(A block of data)
★ ★ ★
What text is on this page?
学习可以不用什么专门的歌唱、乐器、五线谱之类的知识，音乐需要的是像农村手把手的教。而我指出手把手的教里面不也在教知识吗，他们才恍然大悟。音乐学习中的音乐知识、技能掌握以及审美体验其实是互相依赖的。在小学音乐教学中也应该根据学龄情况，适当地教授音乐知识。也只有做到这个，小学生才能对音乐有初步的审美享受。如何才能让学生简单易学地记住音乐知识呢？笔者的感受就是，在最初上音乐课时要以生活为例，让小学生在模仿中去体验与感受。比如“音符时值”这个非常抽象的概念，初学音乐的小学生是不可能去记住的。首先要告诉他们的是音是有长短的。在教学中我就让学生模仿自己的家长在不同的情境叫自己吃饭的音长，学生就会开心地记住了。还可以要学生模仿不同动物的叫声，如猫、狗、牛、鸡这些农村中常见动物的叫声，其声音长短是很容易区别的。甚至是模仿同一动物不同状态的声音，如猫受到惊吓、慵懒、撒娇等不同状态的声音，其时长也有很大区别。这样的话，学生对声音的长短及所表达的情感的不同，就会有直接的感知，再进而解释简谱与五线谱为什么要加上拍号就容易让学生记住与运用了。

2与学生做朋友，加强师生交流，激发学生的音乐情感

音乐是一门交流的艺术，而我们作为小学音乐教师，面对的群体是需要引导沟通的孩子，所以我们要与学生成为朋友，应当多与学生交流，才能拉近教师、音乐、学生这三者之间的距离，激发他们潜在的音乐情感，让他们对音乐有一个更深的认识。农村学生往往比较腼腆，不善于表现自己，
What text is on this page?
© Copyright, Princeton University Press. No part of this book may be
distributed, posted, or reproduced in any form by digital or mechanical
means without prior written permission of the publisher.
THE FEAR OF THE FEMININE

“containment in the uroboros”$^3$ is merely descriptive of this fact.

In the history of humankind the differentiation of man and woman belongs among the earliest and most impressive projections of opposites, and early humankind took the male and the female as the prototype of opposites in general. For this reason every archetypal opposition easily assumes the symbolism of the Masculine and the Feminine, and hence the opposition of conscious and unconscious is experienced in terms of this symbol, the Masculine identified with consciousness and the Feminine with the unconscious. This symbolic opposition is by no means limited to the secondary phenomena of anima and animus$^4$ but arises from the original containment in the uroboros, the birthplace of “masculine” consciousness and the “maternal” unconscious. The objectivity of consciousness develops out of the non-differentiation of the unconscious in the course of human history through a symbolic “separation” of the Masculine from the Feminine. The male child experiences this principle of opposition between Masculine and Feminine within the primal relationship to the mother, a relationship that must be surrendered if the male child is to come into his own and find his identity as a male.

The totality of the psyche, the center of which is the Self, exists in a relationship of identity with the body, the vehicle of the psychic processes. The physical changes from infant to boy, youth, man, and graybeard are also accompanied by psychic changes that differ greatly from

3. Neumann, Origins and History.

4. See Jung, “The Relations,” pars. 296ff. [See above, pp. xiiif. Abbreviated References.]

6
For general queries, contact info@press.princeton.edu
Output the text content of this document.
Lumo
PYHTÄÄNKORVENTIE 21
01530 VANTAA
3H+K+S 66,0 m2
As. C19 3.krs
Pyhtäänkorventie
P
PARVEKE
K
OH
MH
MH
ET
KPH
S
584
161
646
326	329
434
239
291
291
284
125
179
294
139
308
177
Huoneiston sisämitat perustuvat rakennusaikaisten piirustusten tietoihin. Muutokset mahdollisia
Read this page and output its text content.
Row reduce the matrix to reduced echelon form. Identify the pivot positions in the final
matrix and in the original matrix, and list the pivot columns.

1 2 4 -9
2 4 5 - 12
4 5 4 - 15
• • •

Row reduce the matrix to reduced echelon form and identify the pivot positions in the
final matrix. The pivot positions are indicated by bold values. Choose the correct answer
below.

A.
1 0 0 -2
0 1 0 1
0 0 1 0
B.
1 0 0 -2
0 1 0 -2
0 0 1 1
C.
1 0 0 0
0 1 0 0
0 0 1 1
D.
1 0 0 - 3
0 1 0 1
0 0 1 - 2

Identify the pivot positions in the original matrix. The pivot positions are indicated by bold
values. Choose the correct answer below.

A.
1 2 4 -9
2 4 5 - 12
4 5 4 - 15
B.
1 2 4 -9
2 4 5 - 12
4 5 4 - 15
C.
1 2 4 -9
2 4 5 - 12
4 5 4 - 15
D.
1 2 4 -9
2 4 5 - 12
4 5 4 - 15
★ ★ ★
◆ **EXERCISE**:
Write out the whole listing again, exactly as it stands.

◆ **RESULT OF THE EXERCISE**:
What text is on this page?
学习可以不用什么专门的歌唱、乐器、五线谱之类的知识，音乐需要的是像农村手把手的教。而我指出手把手的教里面不也在教知识吗，他们才恍然大悟。音乐学习中的音乐知识、技能掌握以及审美体验其实是互相依赖的。在小学音乐教学中也应该根据学龄情况，适当地教授音乐知识。也只有做到这个，小学生才能对音乐有初步的审美享受。如何才能让学生简单易学地记住音乐知识呢？笔者的感受就是，在最初上音乐课时要以生活为例，让小学生在模仿中去体验与感受。比如“音符时值”这个非常抽象的概念，初学音乐的小学生是不可能去记住的。首先要告诉他们的是音是有长短的。在教学中我就让学生模仿自己的家长在不同的情境叫自己吃饭的音长，学生就会开心地记住了。还可以要学生模仿不同动物的叫声，如猫、狗、牛、鸡这些农村中常见动物的叫声，其声音长短是很容易区别的。甚至是模仿同一动物不同状态的声音，如猫受到惊吓、慵懒、撒娇等不同状态的声音，其时长也有很大区别。这样的话，学生对声音的长短及所表达的情感的不同，就会有直接的感知，再进而解释简谱与五线谱为什么要加上拍号就容易让学生记住与运用了。

2与学生做朋友，加强师生交流，激发学生的音乐情感

音乐是一门交流的艺术，而我们作为小学音乐教师，面对的群体是需要引导沟通的孩子，所以我们要与学生成为朋友，应当多与学生交流，才能拉近教师、音乐、学生这三者之间的距离，激发他们潜在的音乐情感，让他们对音乐有一个更深的认识。农村学生往往比较腼腆，不善于表现自己，
What text is on this page?
© Copyright, Princeton University Press. No part of this book may be
distributed, posted, or reproduced in any form by digital or mechanical
means without prior written permission of the publisher.
THE FEAR OF THE FEMININE

“containment in the uroboros”$^3$ is merely descriptive of this fact.

In the history of humankind the differentiation of man and woman belongs among the earliest and most impressive projections of opposites, and early humankind took the male and the female as the prototype of opposites in general. For this reason every archetypal opposition easily assumes the symbolism of the Masculine and the Feminine, and hence the opposition of conscious and unconscious is experienced in terms of this symbol, the Masculine identified with consciousness and the Feminine with the unconscious. This symbolic opposition is by no means limited to the secondary phenomena of anima and animus$^4$ but arises from the original containment in the uroboros, the birthplace of “masculine” consciousness and the “maternal” unconscious. The objectivity of consciousness develops out of the non-differentiation of the unconscious in the course of human history through a symbolic “separation” of the Masculine from the Feminine. The male child experiences this principle of opposition between Masculine and Feminine within the primal relationship to the mother, a relationship that must be surrendered if the male child is to come into his own and find his identity as a male.

The totality of the psyche, the center of which is the Self, exists in a relationship of identity with the body, the vehicle of the psychic processes. The physical changes from infant to boy, youth, man, and graybeard are also accompanied by psychic changes that differ greatly from

3. Neumann, Origins and History.

4. See Jung, “The Relations,” pars. 296ff. [See above, pp. xiiif. Abbreviated References.]

6
For general queries, contact info@press.princeton.edu
Output the text content of this document.
Lumo
PYHTÄÄNKORVENTIE 21
01530 VANTAA
3H+K+S 66,0 m2
As. C19 3.krs
Pyhtäänkorventie
P
PARVEKE
K
OH
MH
MH
ET
KPH
S
584
161
646
326	329
434
239
291
291
284
125
179
294
139
308
177
Huoneiston sisämitat perustuvat rakennusaikaisten piirustusten tietoihin. Muutokset mahdollisia
Read this page and output its text content.
Row reduce the matrix to reduced echelon form. Identify the pivot positions in the final
matrix and in the original matrix, and list the pivot columns.

1 2 4 -9
2 4 5 - 12
4 5 4 - 15
• • •

Row reduce the matrix to reduced echelon form and identify the pivot positions in the
final matrix. The pivot positions are indicated by bold values. Choose the correct answer
below.

A.
1 0 0 -2
0 1 0 1
0 0 1 0
B.
1 0 0 -2
0 1 0 -2
0 0 1 1
C.
1 0 0 0
0 1 0 0
0 0 1 1
D.
1 0 0 - 3
0 1 0 1
0 0 1 - 2

Identify the pivot positions in the original matrix. The pivot positions are indicated by bold
values. Choose the correct answer below.

A.
1 2 4 -9
2 4 5 - 12
4 5 4 - 15
B.
1 2 4 -9
2 4 5 - 12
4 5 4 - 15
C.
1 2 4 -9
2 4 5 - 12
4 5 4 - 15
D.
1 2 4 -9
2 4 5 - 12
4 5 4 - 15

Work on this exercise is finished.